* [Given task] Search the entries for the word "Merz" and pull out each line that has it.

* [Given records]
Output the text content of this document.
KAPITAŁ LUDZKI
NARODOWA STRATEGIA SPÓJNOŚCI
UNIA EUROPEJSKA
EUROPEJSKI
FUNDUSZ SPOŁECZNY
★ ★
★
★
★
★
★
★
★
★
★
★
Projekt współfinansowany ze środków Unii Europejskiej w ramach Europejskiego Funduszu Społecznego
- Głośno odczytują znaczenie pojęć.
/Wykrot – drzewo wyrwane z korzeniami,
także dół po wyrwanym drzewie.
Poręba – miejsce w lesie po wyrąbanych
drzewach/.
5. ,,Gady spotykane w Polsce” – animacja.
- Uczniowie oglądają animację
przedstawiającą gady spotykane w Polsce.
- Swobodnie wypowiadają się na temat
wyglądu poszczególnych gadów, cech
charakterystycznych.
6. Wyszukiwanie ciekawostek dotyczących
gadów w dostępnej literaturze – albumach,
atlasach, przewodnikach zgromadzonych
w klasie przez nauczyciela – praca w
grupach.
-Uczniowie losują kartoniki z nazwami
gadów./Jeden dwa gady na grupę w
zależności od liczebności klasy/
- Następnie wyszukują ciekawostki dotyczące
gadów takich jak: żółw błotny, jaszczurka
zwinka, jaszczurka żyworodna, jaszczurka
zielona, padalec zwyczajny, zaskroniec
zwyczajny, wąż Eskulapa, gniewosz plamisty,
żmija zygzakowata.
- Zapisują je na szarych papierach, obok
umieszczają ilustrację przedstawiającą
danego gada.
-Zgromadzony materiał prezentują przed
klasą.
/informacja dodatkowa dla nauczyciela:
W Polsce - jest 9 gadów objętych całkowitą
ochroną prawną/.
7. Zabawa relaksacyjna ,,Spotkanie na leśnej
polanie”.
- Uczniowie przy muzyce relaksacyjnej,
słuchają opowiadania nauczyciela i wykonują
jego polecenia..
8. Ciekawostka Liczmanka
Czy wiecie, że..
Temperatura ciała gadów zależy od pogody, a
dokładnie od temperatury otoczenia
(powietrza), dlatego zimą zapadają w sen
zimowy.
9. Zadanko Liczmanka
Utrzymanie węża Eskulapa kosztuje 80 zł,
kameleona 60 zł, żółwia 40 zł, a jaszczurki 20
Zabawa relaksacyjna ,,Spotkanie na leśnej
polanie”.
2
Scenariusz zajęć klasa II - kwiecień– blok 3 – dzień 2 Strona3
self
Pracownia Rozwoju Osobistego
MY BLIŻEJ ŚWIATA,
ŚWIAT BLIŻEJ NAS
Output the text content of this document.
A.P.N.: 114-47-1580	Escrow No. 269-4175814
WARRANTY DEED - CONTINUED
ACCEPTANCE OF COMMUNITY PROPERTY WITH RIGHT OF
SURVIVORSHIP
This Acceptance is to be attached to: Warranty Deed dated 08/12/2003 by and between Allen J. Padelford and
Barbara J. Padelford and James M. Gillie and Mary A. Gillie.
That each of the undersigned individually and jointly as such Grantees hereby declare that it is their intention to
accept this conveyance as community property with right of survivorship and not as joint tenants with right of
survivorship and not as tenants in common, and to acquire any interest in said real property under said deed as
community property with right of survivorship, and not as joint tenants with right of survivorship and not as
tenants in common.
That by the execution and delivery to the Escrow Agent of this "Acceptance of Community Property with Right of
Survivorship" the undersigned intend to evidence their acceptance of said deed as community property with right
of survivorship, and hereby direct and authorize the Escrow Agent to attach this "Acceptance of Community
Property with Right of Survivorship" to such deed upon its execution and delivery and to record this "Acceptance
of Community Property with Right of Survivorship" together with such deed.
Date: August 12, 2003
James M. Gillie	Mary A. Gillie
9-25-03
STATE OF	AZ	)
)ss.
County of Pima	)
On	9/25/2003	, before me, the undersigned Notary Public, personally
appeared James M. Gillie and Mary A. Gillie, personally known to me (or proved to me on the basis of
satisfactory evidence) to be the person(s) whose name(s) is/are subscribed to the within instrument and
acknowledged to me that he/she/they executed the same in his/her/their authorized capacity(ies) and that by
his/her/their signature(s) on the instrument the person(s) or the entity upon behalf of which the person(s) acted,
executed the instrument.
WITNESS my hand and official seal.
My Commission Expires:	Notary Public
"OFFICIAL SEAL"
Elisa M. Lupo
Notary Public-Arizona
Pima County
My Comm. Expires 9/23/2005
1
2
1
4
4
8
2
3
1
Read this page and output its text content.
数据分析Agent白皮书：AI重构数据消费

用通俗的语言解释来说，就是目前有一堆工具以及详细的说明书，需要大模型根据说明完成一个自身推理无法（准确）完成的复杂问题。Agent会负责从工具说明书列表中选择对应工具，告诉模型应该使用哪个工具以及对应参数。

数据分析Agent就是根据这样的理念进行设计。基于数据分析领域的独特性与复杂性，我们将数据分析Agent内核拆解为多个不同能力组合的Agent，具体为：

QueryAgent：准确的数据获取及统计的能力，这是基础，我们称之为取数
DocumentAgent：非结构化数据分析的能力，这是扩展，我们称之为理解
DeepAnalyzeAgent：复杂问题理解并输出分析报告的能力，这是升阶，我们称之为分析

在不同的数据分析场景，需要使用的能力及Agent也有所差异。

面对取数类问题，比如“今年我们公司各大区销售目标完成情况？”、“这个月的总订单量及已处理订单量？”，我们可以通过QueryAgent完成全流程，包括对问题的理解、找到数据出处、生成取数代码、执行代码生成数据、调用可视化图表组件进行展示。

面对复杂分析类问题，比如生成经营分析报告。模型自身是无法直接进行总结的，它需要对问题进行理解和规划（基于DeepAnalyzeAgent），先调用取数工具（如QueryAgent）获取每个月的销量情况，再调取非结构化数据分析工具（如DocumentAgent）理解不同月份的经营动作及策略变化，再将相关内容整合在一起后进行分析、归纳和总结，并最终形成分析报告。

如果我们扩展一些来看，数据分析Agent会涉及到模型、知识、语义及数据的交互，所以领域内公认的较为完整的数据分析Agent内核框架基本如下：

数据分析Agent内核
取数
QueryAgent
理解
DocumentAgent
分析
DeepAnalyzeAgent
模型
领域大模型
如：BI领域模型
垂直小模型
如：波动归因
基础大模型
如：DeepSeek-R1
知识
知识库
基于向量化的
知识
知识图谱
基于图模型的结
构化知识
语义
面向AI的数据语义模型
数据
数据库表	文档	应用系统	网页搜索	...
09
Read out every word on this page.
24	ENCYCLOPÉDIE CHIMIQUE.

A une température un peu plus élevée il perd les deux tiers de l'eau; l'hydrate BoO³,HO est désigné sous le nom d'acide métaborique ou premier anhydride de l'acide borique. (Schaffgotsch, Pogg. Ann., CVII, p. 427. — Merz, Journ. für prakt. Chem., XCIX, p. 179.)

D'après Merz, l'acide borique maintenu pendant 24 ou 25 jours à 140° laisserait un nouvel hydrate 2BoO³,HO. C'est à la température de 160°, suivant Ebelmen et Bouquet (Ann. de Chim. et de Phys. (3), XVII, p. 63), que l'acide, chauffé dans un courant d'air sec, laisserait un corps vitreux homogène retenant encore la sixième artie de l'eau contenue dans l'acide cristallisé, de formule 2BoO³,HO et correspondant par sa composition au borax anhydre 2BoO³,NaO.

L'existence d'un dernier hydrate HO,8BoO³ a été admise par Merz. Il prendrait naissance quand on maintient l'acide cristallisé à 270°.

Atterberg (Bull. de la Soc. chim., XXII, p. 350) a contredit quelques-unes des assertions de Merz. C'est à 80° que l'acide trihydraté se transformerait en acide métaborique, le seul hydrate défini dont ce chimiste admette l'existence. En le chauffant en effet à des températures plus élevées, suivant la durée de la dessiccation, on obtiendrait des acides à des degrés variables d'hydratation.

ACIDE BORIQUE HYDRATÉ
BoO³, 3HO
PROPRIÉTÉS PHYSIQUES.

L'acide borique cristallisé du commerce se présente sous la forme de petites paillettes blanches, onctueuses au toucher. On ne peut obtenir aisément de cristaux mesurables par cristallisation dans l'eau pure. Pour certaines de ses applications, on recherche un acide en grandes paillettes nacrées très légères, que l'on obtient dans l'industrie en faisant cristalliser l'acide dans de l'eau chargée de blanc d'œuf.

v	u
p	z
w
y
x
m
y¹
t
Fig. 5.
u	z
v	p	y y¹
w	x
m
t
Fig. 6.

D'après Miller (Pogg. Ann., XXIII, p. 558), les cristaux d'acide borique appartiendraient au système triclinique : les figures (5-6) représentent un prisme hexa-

* [Solution to the exercise]
A une température un peu plus élevée il perd les deux tiers de l'eau; l'hydrate BoO³,HO est désigné sous le nom d'acide métaborique ou premier anhydride de l'acide borique. (Schaffgotsch, Pogg. Ann., CVII, p. 427. — Merz, Journ. für prakt. Chem., XCIX, p. 179.)
D'après Merz, l'acide borique maintenu pendant 24 ou 25 jours à 140° laisserait un nouvel hydrate 2BoO³,HO. C'est à la température de 160°, suivant Ebelmen et Bouquet (Ann. de Chim. et de Phys. (3), XVII, p. 63), que l'acide, chauffé dans un courant d'air sec, laisserait un corps vitreux homogène retenant encore la sixième artie de l'eau contenue dans l'acide cristallisé, de formule 2BoO³,HO et correspondant par sa composition au borax anhydre 2BoO³,NaO.
L'existence d'un dernier hydrate HO,8BoO³ a été admise par Merz. Il prendrait naissance quand on maintient l'acide cristallisé à 270°.
Atterberg (Bull. de la Soc. chim., XXII, p. 350) a contredit quelques-unes des assertions de Merz. C'est à 80° que l'acide trihydraté se transformerait en acide métaborique, le seul hydrate défini dont ce chimiste admette l'existence. En le chauffant en effet à des températures plus élevées, suivant la durée de la dessiccation, on obtiendrait des acides à des degrés variables d'hydratation.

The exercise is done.